Your task. Search the data below for "porque"; list each line that holds it.

Dataset extract.
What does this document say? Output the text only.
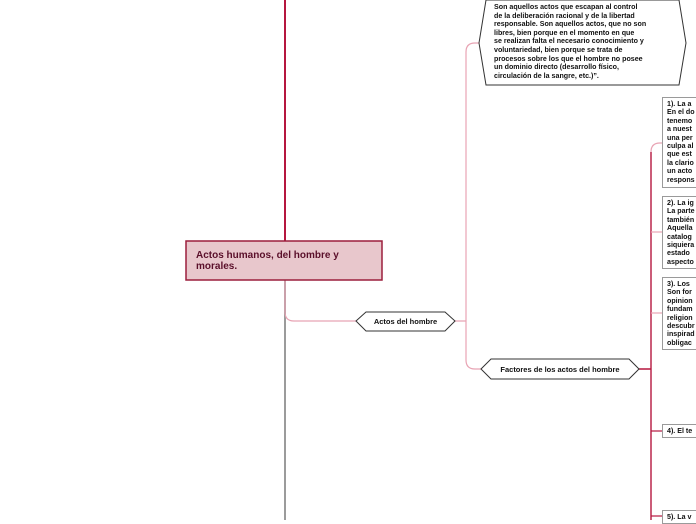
Actos humanos, del hombre y morales.
Actos del hombre
Son aquellos actos que escapan al control
de la deliberación racional y de la libertad
responsable. Son aquellos actos, que no son
libres, bien porque en el momento en que
se realizan falta el necesario conocimiento y
voluntariedad, bien porque se trata de
procesos sobre los que el hombre no posee
un dominio directo (desarrollo físico,
circulación de la sangre, etc.)”.
Factores de los actos del hombre
1). La a
En el do
tenemo
a nuest
una per
culpa al
que est
la clario
un acto
respons
2). La ig
La parte
también
Aquella
catalog
siquiera
estado
aspecto
3). Los
Son for
opinion
fundam
religion
descubr
inspirad
obligac
4). El te
5). La v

Written response.
libres, bien porque en el momento en que
voluntariedad, bien porque se trata de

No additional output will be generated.